* **Exercise**:
Go through the material and write it all out exactly, minus the pictures.

* **Information provided**:
"""
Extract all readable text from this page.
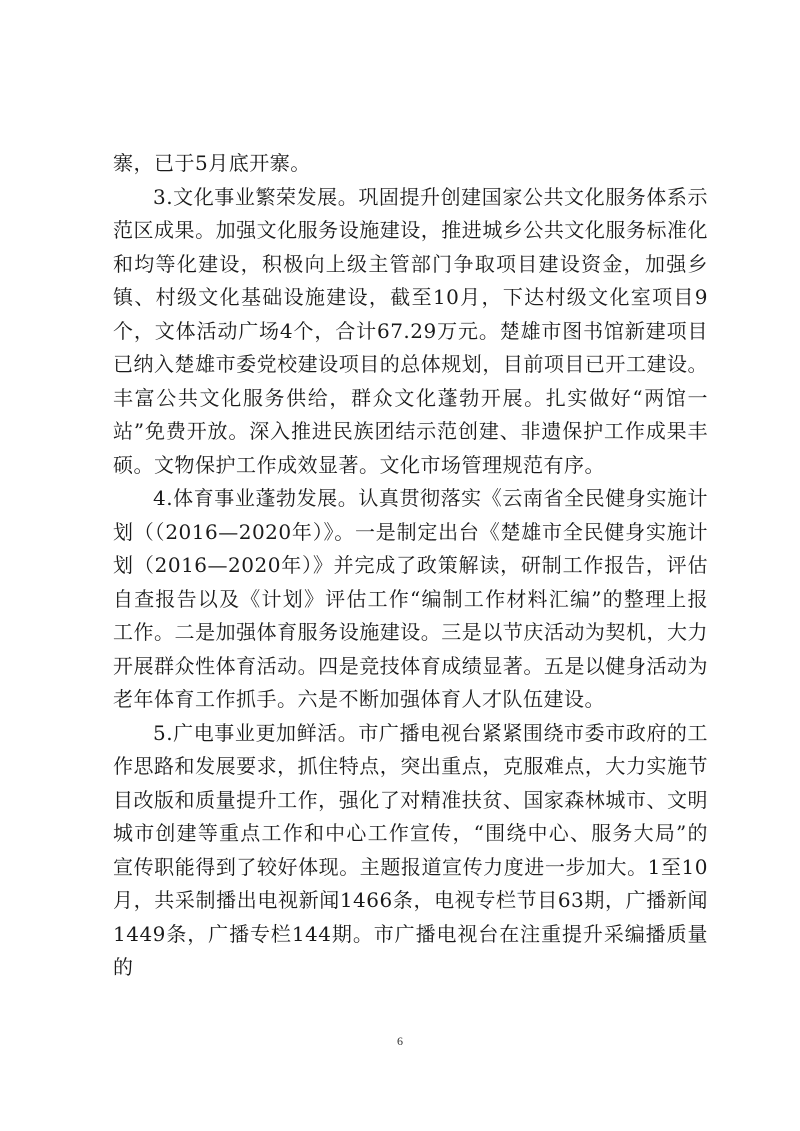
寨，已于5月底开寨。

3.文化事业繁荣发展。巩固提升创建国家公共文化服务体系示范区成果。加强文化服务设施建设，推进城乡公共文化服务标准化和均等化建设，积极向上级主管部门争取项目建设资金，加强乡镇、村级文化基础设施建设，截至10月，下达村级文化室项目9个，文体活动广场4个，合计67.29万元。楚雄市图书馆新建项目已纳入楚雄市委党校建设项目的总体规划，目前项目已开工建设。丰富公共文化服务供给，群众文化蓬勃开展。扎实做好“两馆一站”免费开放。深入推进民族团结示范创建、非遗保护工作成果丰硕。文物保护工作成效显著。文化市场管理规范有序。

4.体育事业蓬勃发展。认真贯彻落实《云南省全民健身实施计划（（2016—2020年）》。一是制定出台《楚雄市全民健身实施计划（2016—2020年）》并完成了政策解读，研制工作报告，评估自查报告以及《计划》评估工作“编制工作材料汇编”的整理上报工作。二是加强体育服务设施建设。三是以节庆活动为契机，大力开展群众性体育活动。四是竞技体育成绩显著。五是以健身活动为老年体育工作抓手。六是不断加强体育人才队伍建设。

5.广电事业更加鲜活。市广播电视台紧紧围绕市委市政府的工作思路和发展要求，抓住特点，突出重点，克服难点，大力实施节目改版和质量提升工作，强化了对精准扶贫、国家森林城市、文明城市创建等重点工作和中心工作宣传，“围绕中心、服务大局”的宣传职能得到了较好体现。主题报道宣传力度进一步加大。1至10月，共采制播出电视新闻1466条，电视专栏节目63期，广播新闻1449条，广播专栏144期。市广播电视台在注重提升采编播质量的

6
"""
* **Task result**:
Extract all readable text from this page.
寨，已于5月底开寨。

3.文化事业繁荣发展。巩固提升创建国家公共文化服务体系示范区成果。加强文化服务设施建设，推进城乡公共文化服务标准化和均等化建设，积极向上级主管部门争取项目建设资金，加强乡镇、村级文化基础设施建设，截至10月，下达村级文化室项目9个，文体活动广场4个，合计67.29万元。楚雄市图书馆新建项目已纳入楚雄市委党校建设项目的总体规划，目前项目已开工建设。丰富公共文化服务供给，群众文化蓬勃开展。扎实做好“两馆一站”免费开放。深入推进民族团结示范创建、非遗保护工作成果丰硕。文物保护工作成效显著。文化市场管理规范有序。

4.体育事业蓬勃发展。认真贯彻落实《云南省全民健身实施计划（（2016—2020年）》。一是制定出台《楚雄市全民健身实施计划（2016—2020年）》并完成了政策解读，研制工作报告，评估自查报告以及《计划》评估工作“编制工作材料汇编”的整理上报工作。二是加强体育服务设施建设。三是以节庆活动为契机，大力开展群众性体育活动。四是竞技体育成绩显著。五是以健身活动为老年体育工作抓手。六是不断加强体育人才队伍建设。

5.广电事业更加鲜活。市广播电视台紧紧围绕市委市政府的工作思路和发展要求，抓住特点，突出重点，克服难点，大力实施节目改版和质量提升工作，强化了对精准扶贫、国家森林城市、文明城市创建等重点工作和中心工作宣传，“围绕中心、服务大局”的宣传职能得到了较好体现。主题报道宣传力度进一步加大。1至10月，共采制播出电视新闻1466条，电视专栏节目63期，广播新闻1449条，广播专栏144期。市广播电视台在注重提升采编播质量的

6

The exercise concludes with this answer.